■ Task brief
Records follow. Pull out every line that contains "Reunión".

■ Provided material
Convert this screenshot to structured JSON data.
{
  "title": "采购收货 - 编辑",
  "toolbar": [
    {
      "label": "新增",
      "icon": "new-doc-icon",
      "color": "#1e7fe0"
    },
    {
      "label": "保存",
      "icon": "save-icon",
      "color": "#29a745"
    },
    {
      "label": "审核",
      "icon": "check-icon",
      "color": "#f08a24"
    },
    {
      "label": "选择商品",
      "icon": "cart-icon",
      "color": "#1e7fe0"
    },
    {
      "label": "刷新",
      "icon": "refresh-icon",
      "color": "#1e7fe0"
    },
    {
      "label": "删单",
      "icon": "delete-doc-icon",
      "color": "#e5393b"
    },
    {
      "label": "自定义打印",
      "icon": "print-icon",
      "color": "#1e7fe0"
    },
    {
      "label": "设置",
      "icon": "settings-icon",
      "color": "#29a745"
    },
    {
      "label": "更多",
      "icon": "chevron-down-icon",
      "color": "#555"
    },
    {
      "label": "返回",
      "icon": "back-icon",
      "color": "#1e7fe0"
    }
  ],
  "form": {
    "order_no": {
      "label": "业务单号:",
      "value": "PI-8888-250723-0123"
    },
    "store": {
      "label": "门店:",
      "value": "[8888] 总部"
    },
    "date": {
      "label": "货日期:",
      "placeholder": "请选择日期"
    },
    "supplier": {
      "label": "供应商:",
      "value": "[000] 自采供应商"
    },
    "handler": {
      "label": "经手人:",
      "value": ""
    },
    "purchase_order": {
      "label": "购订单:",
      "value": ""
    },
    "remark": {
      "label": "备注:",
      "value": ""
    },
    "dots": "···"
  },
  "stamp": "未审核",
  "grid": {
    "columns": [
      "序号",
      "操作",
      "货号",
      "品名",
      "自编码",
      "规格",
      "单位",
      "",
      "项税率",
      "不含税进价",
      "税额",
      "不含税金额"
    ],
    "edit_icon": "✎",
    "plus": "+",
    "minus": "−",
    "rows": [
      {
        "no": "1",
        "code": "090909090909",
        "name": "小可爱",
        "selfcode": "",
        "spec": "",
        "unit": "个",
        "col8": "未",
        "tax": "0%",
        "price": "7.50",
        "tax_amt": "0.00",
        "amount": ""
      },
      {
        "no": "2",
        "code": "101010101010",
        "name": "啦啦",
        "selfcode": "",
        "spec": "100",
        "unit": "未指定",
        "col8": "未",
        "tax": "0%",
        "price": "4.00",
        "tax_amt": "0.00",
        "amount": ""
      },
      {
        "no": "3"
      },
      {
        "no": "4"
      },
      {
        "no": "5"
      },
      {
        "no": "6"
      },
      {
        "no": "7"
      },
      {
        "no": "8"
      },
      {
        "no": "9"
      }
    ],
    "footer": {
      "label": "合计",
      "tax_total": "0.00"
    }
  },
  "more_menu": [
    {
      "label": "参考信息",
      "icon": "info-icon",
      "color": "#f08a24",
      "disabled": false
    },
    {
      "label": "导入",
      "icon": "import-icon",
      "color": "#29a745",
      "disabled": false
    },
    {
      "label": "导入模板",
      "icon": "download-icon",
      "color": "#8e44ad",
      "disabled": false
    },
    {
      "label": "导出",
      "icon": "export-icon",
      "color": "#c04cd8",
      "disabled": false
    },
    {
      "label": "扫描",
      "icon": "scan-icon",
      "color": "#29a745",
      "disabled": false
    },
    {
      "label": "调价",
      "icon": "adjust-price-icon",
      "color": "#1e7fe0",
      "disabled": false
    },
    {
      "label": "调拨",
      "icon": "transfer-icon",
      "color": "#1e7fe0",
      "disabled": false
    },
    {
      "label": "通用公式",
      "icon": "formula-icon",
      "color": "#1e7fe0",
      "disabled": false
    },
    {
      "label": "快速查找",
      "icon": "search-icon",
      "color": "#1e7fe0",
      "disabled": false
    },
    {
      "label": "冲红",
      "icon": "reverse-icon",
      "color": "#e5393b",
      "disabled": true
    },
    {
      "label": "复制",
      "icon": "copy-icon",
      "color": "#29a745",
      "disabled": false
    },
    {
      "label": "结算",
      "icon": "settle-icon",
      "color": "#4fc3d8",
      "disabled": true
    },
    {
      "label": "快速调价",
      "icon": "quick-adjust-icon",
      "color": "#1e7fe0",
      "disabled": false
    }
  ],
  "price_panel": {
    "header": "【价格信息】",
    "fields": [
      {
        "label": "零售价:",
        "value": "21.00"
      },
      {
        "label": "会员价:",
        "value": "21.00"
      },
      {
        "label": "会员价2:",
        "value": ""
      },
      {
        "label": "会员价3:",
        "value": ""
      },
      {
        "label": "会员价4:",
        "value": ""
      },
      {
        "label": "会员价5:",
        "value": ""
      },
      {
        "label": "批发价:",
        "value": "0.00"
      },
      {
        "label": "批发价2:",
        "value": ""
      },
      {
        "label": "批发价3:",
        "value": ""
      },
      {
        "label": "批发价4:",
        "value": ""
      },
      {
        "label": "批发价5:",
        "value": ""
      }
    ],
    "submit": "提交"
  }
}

* * *

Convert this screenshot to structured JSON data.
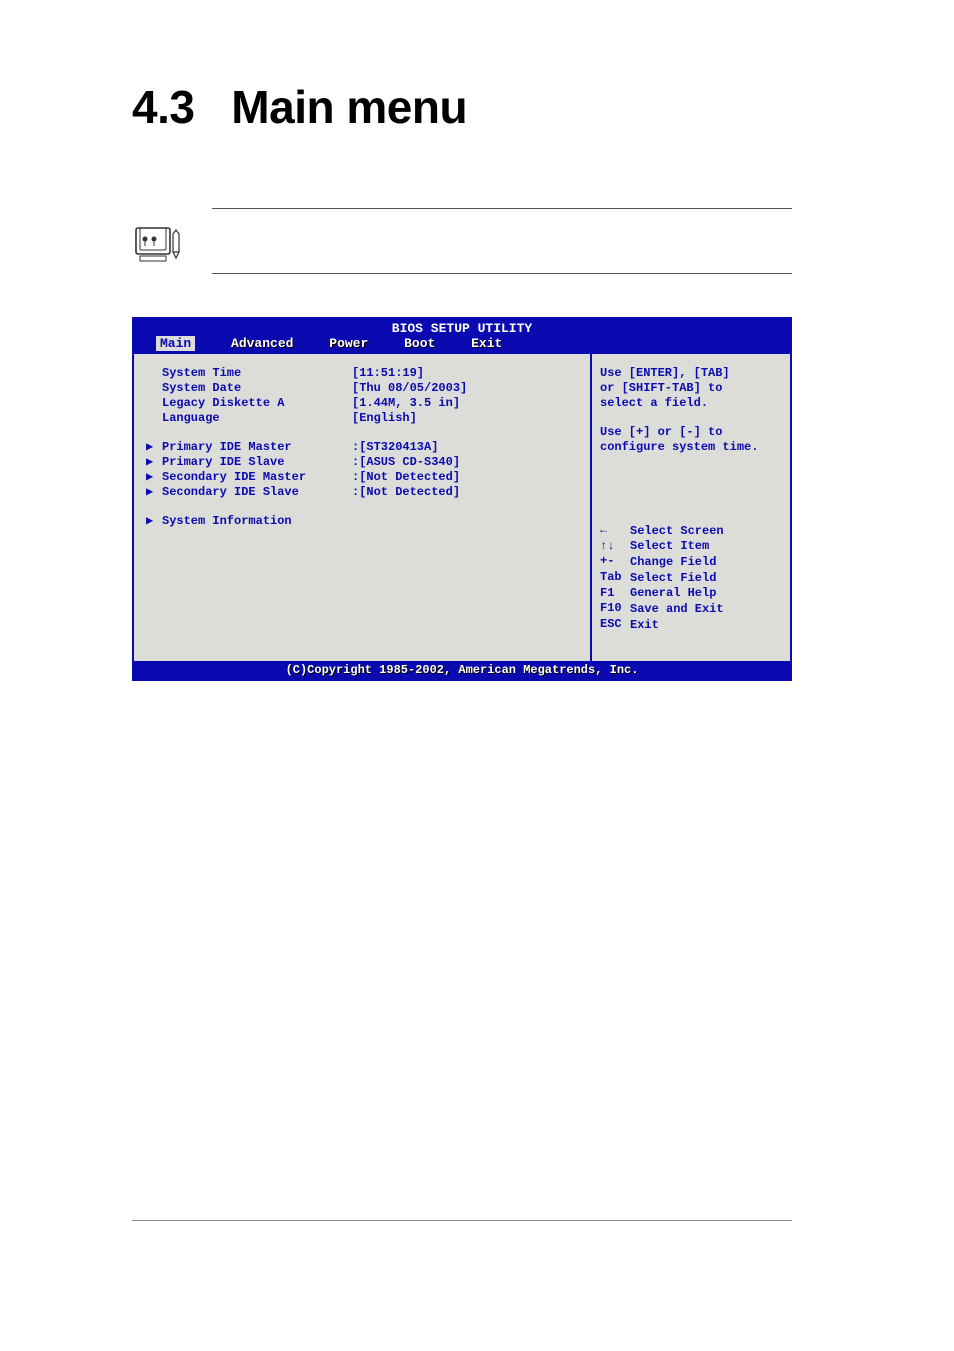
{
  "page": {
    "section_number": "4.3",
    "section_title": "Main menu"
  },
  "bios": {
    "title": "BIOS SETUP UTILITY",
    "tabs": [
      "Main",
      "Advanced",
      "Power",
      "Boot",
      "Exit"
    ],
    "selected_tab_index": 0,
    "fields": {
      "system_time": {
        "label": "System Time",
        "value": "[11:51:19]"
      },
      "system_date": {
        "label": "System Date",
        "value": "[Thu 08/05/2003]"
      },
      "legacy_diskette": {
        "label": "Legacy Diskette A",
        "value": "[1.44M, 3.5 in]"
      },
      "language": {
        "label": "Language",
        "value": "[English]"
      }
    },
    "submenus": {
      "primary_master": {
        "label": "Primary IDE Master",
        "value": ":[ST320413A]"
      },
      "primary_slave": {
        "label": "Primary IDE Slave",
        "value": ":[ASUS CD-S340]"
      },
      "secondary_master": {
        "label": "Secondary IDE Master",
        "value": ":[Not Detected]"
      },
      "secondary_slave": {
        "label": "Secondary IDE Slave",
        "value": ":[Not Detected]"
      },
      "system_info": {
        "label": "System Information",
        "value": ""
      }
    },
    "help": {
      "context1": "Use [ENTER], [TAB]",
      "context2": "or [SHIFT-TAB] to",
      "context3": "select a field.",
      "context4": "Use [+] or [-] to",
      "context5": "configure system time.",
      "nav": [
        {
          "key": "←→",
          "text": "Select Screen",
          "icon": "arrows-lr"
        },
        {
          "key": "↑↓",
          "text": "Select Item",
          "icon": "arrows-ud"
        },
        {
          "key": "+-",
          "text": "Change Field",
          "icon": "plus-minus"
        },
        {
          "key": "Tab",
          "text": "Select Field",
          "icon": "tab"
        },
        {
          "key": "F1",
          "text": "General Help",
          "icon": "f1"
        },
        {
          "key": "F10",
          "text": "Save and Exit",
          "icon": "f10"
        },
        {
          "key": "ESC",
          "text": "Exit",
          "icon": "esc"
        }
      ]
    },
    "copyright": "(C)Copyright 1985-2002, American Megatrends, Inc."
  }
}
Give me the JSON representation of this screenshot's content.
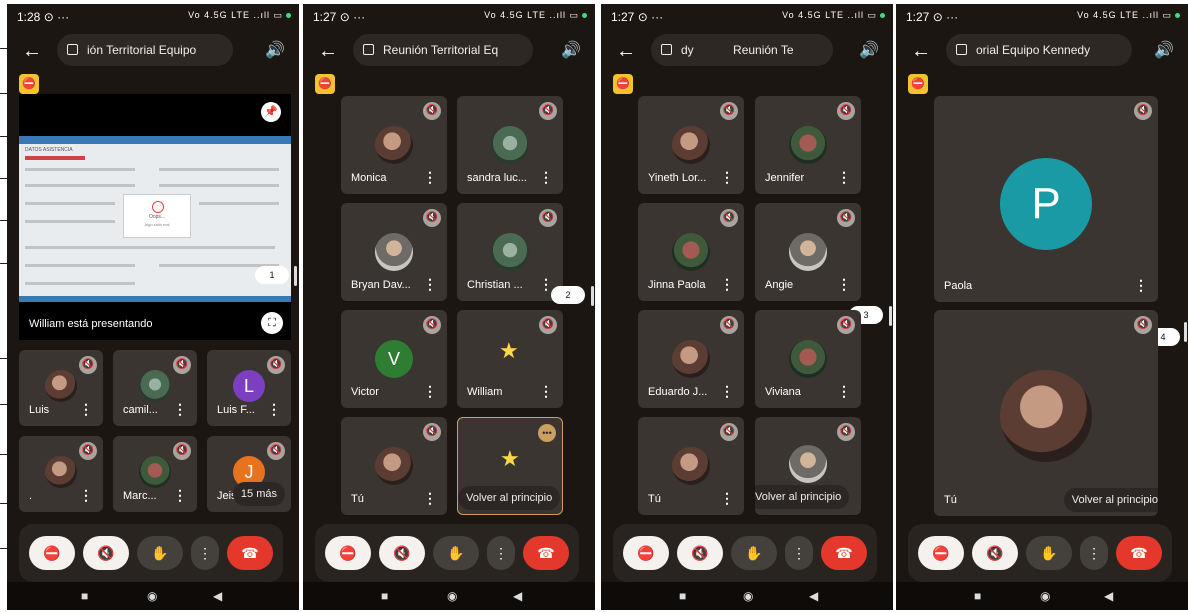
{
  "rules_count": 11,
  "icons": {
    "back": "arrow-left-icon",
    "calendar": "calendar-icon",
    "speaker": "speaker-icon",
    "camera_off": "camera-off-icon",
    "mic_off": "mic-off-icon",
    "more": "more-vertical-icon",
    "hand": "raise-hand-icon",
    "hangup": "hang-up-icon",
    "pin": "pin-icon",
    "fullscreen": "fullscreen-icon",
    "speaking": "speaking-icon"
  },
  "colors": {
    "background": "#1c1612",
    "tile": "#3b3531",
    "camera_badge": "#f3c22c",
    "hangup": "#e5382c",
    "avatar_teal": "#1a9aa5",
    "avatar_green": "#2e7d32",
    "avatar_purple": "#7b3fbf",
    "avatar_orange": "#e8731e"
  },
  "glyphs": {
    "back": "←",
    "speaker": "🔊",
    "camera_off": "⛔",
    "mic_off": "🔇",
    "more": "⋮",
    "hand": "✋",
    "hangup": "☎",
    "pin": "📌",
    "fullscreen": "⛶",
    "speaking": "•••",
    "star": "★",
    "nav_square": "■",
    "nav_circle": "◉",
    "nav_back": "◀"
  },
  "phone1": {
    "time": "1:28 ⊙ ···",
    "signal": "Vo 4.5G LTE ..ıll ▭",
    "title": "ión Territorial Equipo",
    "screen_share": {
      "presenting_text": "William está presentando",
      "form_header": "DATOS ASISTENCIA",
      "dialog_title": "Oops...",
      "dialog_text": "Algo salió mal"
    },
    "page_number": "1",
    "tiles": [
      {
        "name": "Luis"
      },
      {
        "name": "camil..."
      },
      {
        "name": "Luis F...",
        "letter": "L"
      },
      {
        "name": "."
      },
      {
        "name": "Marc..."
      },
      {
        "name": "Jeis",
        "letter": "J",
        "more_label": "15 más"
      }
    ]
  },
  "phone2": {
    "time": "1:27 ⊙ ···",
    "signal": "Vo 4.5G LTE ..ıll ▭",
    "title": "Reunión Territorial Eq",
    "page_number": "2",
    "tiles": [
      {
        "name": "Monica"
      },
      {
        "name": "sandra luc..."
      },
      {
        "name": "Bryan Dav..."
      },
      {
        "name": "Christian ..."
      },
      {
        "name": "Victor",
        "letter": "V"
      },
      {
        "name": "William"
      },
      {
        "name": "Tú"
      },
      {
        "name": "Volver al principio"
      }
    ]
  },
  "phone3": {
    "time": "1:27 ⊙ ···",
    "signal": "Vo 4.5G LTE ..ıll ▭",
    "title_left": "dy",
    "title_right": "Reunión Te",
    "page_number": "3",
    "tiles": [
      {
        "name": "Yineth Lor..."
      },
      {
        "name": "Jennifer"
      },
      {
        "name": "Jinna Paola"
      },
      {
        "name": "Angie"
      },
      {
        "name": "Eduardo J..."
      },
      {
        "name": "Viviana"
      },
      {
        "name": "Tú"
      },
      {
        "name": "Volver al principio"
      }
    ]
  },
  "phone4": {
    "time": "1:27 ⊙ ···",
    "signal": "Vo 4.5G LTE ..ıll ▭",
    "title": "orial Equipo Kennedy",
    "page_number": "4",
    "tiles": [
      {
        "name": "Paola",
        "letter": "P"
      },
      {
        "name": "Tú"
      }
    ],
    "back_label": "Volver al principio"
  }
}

■ Result of this exercise
    "title": "Reunión Territorial Eq",
    "title_right": "Reunión Te",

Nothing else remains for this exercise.